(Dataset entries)
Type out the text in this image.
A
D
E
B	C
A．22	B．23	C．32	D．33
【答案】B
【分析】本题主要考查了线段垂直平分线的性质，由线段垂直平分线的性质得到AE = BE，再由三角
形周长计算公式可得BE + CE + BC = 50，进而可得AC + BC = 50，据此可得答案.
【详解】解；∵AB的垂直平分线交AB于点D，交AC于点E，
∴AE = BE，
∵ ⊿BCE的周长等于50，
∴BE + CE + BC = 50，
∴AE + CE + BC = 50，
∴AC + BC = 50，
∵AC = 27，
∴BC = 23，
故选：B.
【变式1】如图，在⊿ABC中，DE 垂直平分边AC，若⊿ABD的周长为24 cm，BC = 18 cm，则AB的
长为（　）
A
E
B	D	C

(Set task) The entries above must be returned in full, exactly as shown.

(Solution to the exercise)
Type out the text in this image.
A
D
E
B	C
A．22	B．23	C．32	D．33
【答案】B
【分析】本题主要考查了线段垂直平分线的性质，由线段垂直平分线的性质得到AE = BE，再由三角
形周长计算公式可得BE + CE + BC = 50，进而可得AC + BC = 50，据此可得答案.
【详解】解；∵AB的垂直平分线交AB于点D，交AC于点E，
∴AE = BE，
∵ ⊿BCE的周长等于50，
∴BE + CE + BC = 50，
∴AE + CE + BC = 50，
∴AC + BC = 50，
∵AC = 27，
∴BC = 23，
故选：B.
【变式1】如图，在⊿ABC中，DE 垂直平分边AC，若⊿ABD的周长为24 cm，BC = 18 cm，则AB的
长为（　）
A
E
B	D	C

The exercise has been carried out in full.